---- Text

Some things about planets are constants. Most of them form around stars and stay in their orbit. Some get cut loose for a variety of reasons and become rogues. A few get too close to black holes and get sucked into the abyss. Then there’s blanets. What are blanets? Get ready to meet the bravest planets in the universe.

“In Wada, Tsukamoto, and Kokubo (2019), we proposed for the first time that a new class of planets, blanets (i.e., black hole planets), can be formed around supermassive black holes (SMBHs) in the galactic center. Here, we investigate the dust coagulation  processes and physical conditions of the blanet formation outside the snowline in more  detail, especially considering the effect of the radial advection of the dust aggregates.”

Keiichi Wada, Yusuke Tsukamoto and Eiichiro Kokubo are Japanese space researchers and university professors who have updated their 2019 paper on stuff that is seen around supermassive black holes with a new study submitted to The Astrophysical Journal detailing what they’re calling a new class of exoplanets – the blanet. In particular, they have been studying the supermassive black holes found at the center of most galaxies which are usually very active, with a disc of accretion dust and gas circling around it and avoiding consumption in a game of supermassive cat and mouse. While they originally thought planets in these accretion discs had been rogue exoplanets or planets orbiting stars captured by the black hole, this new study proposes that they actually form in the disc in somewhat the same way planets form around young stars.

“Our results suggest that blanets could be formed around relatively low-luminosity active galactic nuclei during their lifetime (100 million years). The gaseous envelope of a blanet should be negligibly small compared with the blanet mass. Therefore, the system of blanets are extraordinarily different from the standard Earth-type planets in the exoplanet systems.”

--------

### Short exercise 1
Extract the part of the blanet article starting at "Keiichi Wada, Yusuke" and ending at "around young stars.".
### Short exercise 2
Answer these questions using the blanet article.
(a) What term is "blanets" short for?
(b) To which journal was the new study submitted?
(c) What lifetime is given for active galactic nuclei?
### Short exercise 3
Please carry on the blanet article from the point where it stops.
The data after this point comes from a different source.

---- Given records

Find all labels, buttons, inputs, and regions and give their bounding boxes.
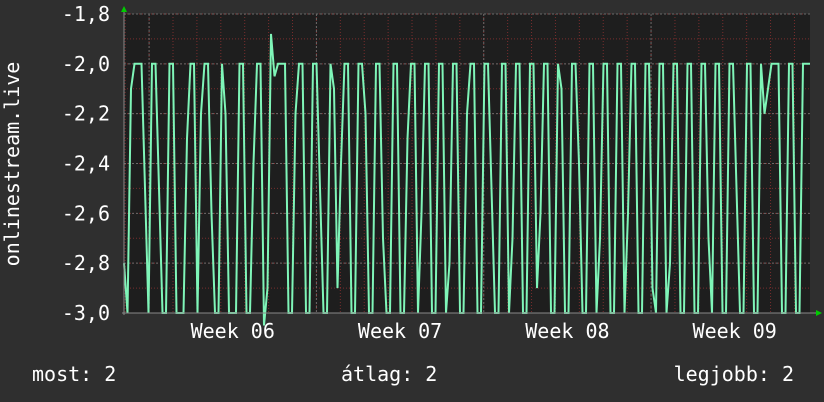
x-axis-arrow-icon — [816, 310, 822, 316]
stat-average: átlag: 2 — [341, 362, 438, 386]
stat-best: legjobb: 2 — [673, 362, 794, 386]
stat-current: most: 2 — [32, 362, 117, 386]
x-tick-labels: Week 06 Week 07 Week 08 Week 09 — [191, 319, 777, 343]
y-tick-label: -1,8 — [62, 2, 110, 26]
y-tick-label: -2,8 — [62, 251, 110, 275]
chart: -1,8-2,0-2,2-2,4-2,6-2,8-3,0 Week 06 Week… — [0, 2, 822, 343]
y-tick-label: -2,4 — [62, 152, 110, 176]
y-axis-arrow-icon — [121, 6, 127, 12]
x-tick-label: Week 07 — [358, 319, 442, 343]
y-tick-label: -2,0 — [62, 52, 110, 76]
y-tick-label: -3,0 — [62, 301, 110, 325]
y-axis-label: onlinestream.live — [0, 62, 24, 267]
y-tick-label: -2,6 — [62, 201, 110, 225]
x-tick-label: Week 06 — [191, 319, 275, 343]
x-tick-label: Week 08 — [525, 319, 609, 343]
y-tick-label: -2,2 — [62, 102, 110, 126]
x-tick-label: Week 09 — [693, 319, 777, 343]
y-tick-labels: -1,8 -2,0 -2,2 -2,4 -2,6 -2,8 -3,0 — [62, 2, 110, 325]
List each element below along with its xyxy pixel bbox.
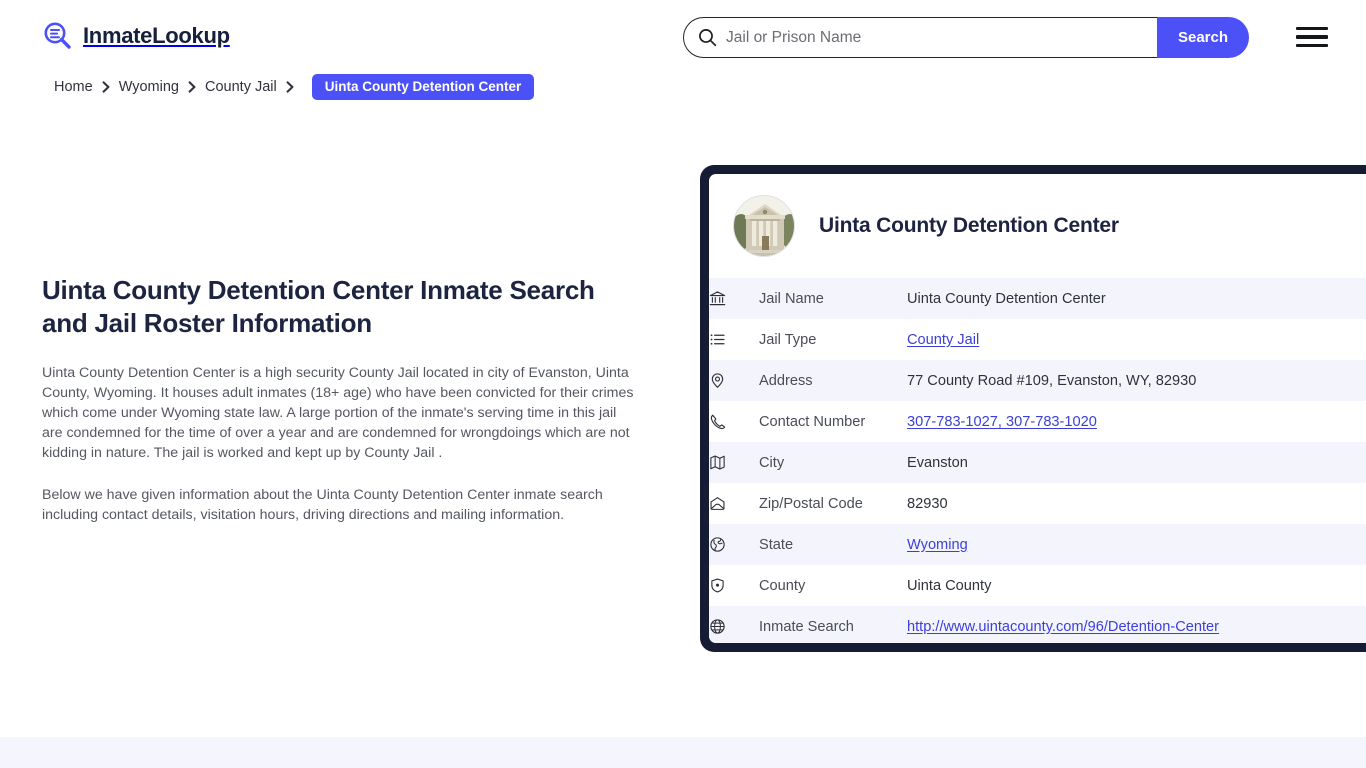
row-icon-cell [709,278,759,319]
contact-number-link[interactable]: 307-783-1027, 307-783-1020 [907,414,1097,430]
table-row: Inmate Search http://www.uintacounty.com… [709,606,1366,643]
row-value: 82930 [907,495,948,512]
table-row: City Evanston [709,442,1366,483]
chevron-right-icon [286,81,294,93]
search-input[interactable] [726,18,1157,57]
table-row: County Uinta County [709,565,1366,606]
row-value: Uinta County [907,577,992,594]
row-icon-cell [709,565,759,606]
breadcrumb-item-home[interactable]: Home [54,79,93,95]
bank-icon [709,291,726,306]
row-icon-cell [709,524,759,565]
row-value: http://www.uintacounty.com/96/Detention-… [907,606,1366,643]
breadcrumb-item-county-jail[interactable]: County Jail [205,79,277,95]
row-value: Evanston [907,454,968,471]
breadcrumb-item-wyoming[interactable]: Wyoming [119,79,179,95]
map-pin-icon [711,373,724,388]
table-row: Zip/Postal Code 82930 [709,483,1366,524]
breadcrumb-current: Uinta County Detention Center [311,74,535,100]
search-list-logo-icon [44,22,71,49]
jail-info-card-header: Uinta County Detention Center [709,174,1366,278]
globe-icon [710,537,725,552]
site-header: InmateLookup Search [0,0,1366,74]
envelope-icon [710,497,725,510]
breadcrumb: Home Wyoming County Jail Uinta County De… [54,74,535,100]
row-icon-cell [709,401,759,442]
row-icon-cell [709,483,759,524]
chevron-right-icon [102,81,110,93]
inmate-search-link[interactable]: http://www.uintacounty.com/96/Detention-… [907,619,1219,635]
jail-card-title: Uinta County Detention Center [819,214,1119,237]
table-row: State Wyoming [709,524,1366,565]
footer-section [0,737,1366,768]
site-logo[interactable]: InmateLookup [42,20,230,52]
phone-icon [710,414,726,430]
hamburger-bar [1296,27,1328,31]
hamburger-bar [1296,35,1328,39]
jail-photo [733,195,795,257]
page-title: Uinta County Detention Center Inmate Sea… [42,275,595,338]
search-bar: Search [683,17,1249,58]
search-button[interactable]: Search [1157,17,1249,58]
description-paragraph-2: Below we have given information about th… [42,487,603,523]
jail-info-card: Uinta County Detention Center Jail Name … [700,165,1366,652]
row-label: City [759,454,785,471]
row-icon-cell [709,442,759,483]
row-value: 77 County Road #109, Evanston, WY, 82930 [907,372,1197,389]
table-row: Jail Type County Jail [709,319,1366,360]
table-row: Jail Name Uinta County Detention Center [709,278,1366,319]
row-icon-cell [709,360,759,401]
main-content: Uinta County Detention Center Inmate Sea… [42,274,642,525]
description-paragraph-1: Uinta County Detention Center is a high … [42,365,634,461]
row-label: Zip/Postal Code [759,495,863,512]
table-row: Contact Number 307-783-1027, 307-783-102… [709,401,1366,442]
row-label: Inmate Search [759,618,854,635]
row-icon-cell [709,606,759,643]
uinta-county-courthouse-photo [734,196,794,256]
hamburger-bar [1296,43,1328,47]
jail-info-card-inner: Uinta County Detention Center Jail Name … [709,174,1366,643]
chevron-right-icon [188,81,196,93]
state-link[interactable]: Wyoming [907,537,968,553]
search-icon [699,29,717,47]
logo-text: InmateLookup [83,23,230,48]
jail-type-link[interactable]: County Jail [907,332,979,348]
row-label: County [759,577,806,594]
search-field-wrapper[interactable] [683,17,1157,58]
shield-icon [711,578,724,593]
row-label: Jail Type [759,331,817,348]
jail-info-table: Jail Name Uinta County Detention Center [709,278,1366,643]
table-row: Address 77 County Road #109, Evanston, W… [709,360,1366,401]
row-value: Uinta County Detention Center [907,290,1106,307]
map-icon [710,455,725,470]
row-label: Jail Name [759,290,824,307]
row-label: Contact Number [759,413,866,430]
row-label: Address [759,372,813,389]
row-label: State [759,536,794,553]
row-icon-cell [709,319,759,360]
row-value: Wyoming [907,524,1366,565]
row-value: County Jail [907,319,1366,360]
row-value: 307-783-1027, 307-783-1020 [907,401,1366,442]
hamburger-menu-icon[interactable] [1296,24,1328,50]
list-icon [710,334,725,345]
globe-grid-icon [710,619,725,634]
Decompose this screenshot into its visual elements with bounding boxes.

--------
---- Given records

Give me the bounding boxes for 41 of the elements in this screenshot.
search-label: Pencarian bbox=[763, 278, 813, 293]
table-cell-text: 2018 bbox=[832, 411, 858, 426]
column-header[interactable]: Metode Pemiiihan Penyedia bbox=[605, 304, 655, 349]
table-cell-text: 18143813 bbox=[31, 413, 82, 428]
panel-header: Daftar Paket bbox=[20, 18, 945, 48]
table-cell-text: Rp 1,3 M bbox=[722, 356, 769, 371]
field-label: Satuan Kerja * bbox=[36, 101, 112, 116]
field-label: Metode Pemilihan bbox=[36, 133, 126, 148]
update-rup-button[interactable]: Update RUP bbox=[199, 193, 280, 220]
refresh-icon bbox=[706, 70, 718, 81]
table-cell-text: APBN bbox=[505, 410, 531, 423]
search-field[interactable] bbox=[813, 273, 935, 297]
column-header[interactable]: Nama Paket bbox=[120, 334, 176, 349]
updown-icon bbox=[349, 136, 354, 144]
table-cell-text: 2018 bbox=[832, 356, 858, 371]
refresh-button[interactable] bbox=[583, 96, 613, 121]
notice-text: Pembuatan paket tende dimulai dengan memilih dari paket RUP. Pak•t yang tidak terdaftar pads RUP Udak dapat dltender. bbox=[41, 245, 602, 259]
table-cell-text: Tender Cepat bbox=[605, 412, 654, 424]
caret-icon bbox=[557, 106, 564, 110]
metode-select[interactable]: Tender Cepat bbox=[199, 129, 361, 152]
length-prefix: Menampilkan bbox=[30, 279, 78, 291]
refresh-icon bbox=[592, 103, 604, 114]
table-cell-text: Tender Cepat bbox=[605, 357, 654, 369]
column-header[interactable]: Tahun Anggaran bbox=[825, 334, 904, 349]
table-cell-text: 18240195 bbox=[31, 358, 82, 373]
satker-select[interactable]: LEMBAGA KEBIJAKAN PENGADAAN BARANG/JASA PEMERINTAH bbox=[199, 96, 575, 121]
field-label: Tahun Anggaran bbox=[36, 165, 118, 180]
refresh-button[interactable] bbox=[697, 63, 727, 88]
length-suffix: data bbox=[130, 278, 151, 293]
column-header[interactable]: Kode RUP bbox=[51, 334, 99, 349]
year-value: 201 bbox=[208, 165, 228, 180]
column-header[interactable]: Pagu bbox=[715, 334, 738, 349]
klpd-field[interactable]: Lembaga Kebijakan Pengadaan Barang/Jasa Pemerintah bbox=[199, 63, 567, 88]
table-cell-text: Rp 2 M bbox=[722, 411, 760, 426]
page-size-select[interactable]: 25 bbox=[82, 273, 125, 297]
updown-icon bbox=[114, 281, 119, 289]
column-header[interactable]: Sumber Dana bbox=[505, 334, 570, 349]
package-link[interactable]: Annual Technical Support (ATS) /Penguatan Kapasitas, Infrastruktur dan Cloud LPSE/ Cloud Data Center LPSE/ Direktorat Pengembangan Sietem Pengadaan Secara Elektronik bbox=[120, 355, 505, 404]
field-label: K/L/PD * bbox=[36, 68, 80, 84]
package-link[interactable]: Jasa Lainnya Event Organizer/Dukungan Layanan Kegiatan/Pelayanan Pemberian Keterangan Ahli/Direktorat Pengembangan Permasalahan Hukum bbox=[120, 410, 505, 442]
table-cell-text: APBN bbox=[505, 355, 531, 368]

--------

### Final answer 1
Keiichi Wada, Yusuke Tsukamoto and Eiichiro Kokubo are Japanese space researchers and university professors who have updated their 2019 paper on stuff that is seen around supermassive black holes with a new study submitted to The Astrophysical Journal detailing what they’re calling a new class of exoplanets – the blanet. In particular, they have been studying the supermassive black holes found at the center of most galaxies which are usually very active, with a disc of accretion dust and gas circling around it and avoiding consumption in a game of supermassive cat and mouse. While they originally thought planets in these accretion discs had been rogue exoplanets or planets orbiting stars captured by the black hole, this new study proposes that they actually form in the disc in somewhat the same way planets form around young stars.

### Final answer 2
(a) Black hole planets
(b) The Astrophysical Journal
(c) 100 million years

### Final answer 3
By “extraordinarily different,” the team means they grow much faster into much, much more massive than star-based planets. While the growth of planets in star-orbiting accretion discs are slowed by collisions, the black hole accretion discs have a lower viscosity – i.e., less traffic – that reduces the risk of collision. Because the viscosity is even lower at the outer edges of the disc, planets out there can grow quickly to masses that are 20 to 3,000 Earth masses, reaching what is considered the upper limit of planet size but not quite large enough to become a small star instead.

“The dynamical stability of such a system around a SMBH (supermassive black hole) may be an interesting subject for future studies.”

As you may have expected, these blanets can’t be seen – the study was done using models of supermassive black hole behavior. The team thinks all of this is “interesting” enough for future studies, provided they can find the grant money.

Could life exist on one of these blanets? A better question is: Why would life want to live so close to a supermassive black hole?

Because it’s there?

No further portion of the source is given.